_TASK INPUTS_
[Start]

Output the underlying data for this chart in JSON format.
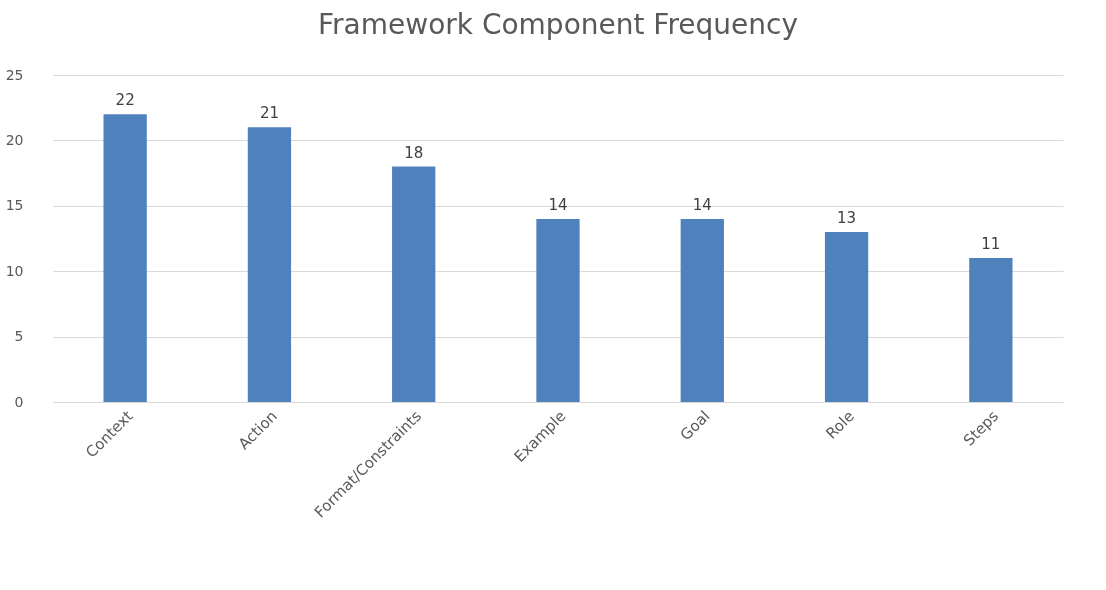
{
  "chart_data": {
    "type": "bar",
    "title": "Framework Component Frequency",
    "categories": [
      "Context",
      "Action",
      "Format/Constraints",
      "Example",
      "Goal",
      "Role",
      "Steps"
    ],
    "values": [
      22,
      21,
      18,
      14,
      14,
      13,
      11
    ],
    "color": "#4f81bd",
    "ylim": [
      0,
      25
    ],
    "yticks": [
      0,
      5,
      10,
      15,
      20,
      25
    ],
    "grid": "y",
    "data_labels": true
  }
}
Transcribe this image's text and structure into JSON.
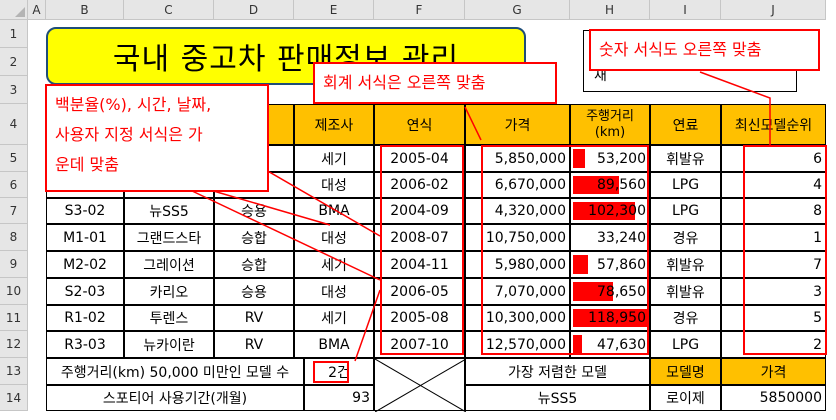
{
  "columns": [
    "A",
    "B",
    "C",
    "D",
    "E",
    "F",
    "G",
    "H",
    "I",
    "J"
  ],
  "rows": [
    "1",
    "2",
    "3",
    "4",
    "5",
    "6",
    "7",
    "8",
    "9",
    "10",
    "11",
    "12",
    "13",
    "14"
  ],
  "title": "국내 중고차 판매정보 관리",
  "approval_label": "재",
  "headers": {
    "maker": "제조사",
    "year": "연식",
    "price": "가격",
    "mileage_line1": "주행거리",
    "mileage_line2": "(km)",
    "fuel": "연료",
    "rank": "최신모델순위"
  },
  "table_rows": [
    {
      "code": "",
      "model": "",
      "type": "",
      "maker": "세기",
      "year": "2005-04",
      "price": "5,850,000",
      "mileage": "53,200",
      "mileage_fraction": 0.16,
      "fuel": "휘발유",
      "rank": "6"
    },
    {
      "code": "",
      "model": "",
      "type": "",
      "maker": "대성",
      "year": "2006-02",
      "price": "6,670,000",
      "mileage": "89,560",
      "mileage_fraction": 0.61,
      "fuel": "LPG",
      "rank": "4"
    },
    {
      "code": "S3-02",
      "model": "뉴SS5",
      "type": "승용",
      "maker": "BMA",
      "year": "2004-09",
      "price": "4,320,000",
      "mileage": "102,300",
      "mileage_fraction": 0.82,
      "fuel": "LPG",
      "rank": "8"
    },
    {
      "code": "M1-01",
      "model": "그랜드스타",
      "type": "승합",
      "maker": "대성",
      "year": "2008-07",
      "price": "10,750,000",
      "mileage": "33,240",
      "mileage_fraction": 0,
      "fuel": "경유",
      "rank": "1"
    },
    {
      "code": "M2-02",
      "model": "그레이션",
      "type": "승합",
      "maker": "세기",
      "year": "2004-11",
      "price": "5,980,000",
      "mileage": "57,860",
      "mileage_fraction": 0.2,
      "fuel": "휘발유",
      "rank": "7"
    },
    {
      "code": "S2-03",
      "model": "카리오",
      "type": "승용",
      "maker": "대성",
      "year": "2006-05",
      "price": "7,070,000",
      "mileage": "78,650",
      "mileage_fraction": 0.53,
      "fuel": "휘발유",
      "rank": "3"
    },
    {
      "code": "R1-02",
      "model": "투렌스",
      "type": "RV",
      "maker": "세기",
      "year": "2005-08",
      "price": "10,300,000",
      "mileage": "118,950",
      "mileage_fraction": 0.97,
      "fuel": "경유",
      "rank": "5"
    },
    {
      "code": "R3-03",
      "model": "뉴카이란",
      "type": "RV",
      "maker": "BMA",
      "year": "2007-10",
      "price": "12,570,000",
      "mileage": "47,630",
      "mileage_fraction": 0.12,
      "fuel": "LPG",
      "rank": "2"
    }
  ],
  "summary": {
    "label1": "주행거리(km) 50,000 미만인 모델 수",
    "value1": "2건",
    "label2": "스포티어 사용기간(개월)",
    "value2": "93",
    "cheapest_label": "가장 저렴한 모델",
    "cheapest_value": "뉴SS5",
    "model_name_header": "모델명",
    "price_header": "가격",
    "model_name_value": "로이제",
    "price_value": "5850000"
  },
  "callouts": {
    "accounting": "회계 서식은 오른쪽 맞춤",
    "number": "숫자 서식도 오른쪽 맞춤",
    "percent": "백분율(%), 시간, 날짜,\n사용자 지정 서식은 가\n운데 맞춤"
  },
  "colors": {
    "header_fill": "#ffc000",
    "title_fill": "#ffff00",
    "databar": "#ff0000",
    "callout": "#ff0000"
  }
}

[End]

_INSTRUCTIONS FOR THE TASK_
Without the pictures, repeat the listing above exactly.

_WRITTEN RESPONSE_
Output the underlying data for this chart in JSON format.
{
  "chart_data": {
    "type": "bar",
    "title": "Framework Component Frequency",
    "categories": [
      "Context",
      "Action",
      "Format/Constraints",
      "Example",
      "Goal",
      "Role",
      "Steps"
    ],
    "values": [
      22,
      21,
      18,
      14,
      14,
      13,
      11
    ],
    "color": "#4f81bd",
    "ylim": [
      0,
      25
    ],
    "yticks": [
      0,
      5,
      10,
      15,
      20,
      25
    ],
    "grid": "y",
    "data_labels": true
  }
}
Transcribe this image's text and structure into JSON.
{
  "columns": [
    "A",
    "B",
    "C",
    "D",
    "E",
    "F",
    "G",
    "H",
    "I",
    "J"
  ],
  "rows": [
    "1",
    "2",
    "3",
    "4",
    "5",
    "6",
    "7",
    "8",
    "9",
    "10",
    "11",
    "12",
    "13",
    "14"
  ],
  "title": "국내 중고차 판매정보 관리",
  "approval_label": "재",
  "headers": {
    "maker": "제조사",
    "year": "연식",
    "price": "가격",
    "mileage_line1": "주행거리",
    "mileage_line2": "(km)",
    "fuel": "연료",
    "rank": "최신모델순위"
  },
  "table_rows": [
    {
      "code": "",
      "model": "",
      "type": "",
      "maker": "세기",
      "year": "2005-04",
      "price": "5,850,000",
      "mileage": "53,200",
      "mileage_fraction": 0.16,
      "fuel": "휘발유",
      "rank": "6"
    },
    {
      "code": "",
      "model": "",
      "type": "",
      "maker": "대성",
      "year": "2006-02",
      "price": "6,670,000",
      "mileage": "89,560",
      "mileage_fraction": 0.61,
      "fuel": "LPG",
      "rank": "4"
    },
    {
      "code": "S3-02",
      "model": "뉴SS5",
      "type": "승용",
      "maker": "BMA",
      "year": "2004-09",
      "price": "4,320,000",
      "mileage": "102,300",
      "mileage_fraction": 0.82,
      "fuel": "LPG",
      "rank": "8"
    },
    {
      "code": "M1-01",
      "model": "그랜드스타",
      "type": "승합",
      "maker": "대성",
      "year": "2008-07",
      "price": "10,750,000",
      "mileage": "33,240",
      "mileage_fraction": 0,
      "fuel": "경유",
      "rank": "1"
    },
    {
      "code": "M2-02",
      "model": "그레이션",
      "type": "승합",
      "maker": "세기",
      "year": "2004-11",
      "price": "5,980,000",
      "mileage": "57,860",
      "mileage_fraction": 0.2,
      "fuel": "휘발유",
      "rank": "7"
    },
    {
      "code": "S2-03",
      "model": "카리오",
      "type": "승용",
      "maker": "대성",
      "year": "2006-05",
      "price": "7,070,000",
      "mileage": "78,650",
      "mileage_fraction": 0.53,
      "fuel": "휘발유",
      "rank": "3"
    },
    {
      "code": "R1-02",
      "model": "투렌스",
      "type": "RV",
      "maker": "세기",
      "year": "2005-08",
      "price": "10,300,000",
      "mileage": "118,950",
      "mileage_fraction": 0.97,
      "fuel": "경유",
      "rank": "5"
    },
    {
      "code": "R3-03",
      "model": "뉴카이란",
      "type": "RV",
      "maker": "BMA",
      "year": "2007-10",
      "price": "12,570,000",
      "mileage": "47,630",
      "mileage_fraction": 0.12,
      "fuel": "LPG",
      "rank": "2"
    }
  ],
  "summary": {
    "label1": "주행거리(km) 50,000 미만인 모델 수",
    "value1": "2건",
    "label2": "스포티어 사용기간(개월)",
    "value2": "93",
    "cheapest_label": "가장 저렴한 모델",
    "cheapest_value": "뉴SS5",
    "model_name_header": "모델명",
    "price_header": "가격",
    "model_name_value": "로이제",
    "price_value": "5850000"
  },
  "callouts": {
    "accounting": "회계 서식은 오른쪽 맞춤",
    "number": "숫자 서식도 오른쪽 맞춤",
    "percent": "백분율(%), 시간, 날짜,\n사용자 지정 서식은 가\n운데 맞춤"
  },
  "colors": {
    "header_fill": "#ffc000",
    "title_fill": "#ffff00",
    "databar": "#ff0000",
    "callout": "#ff0000"
  }
}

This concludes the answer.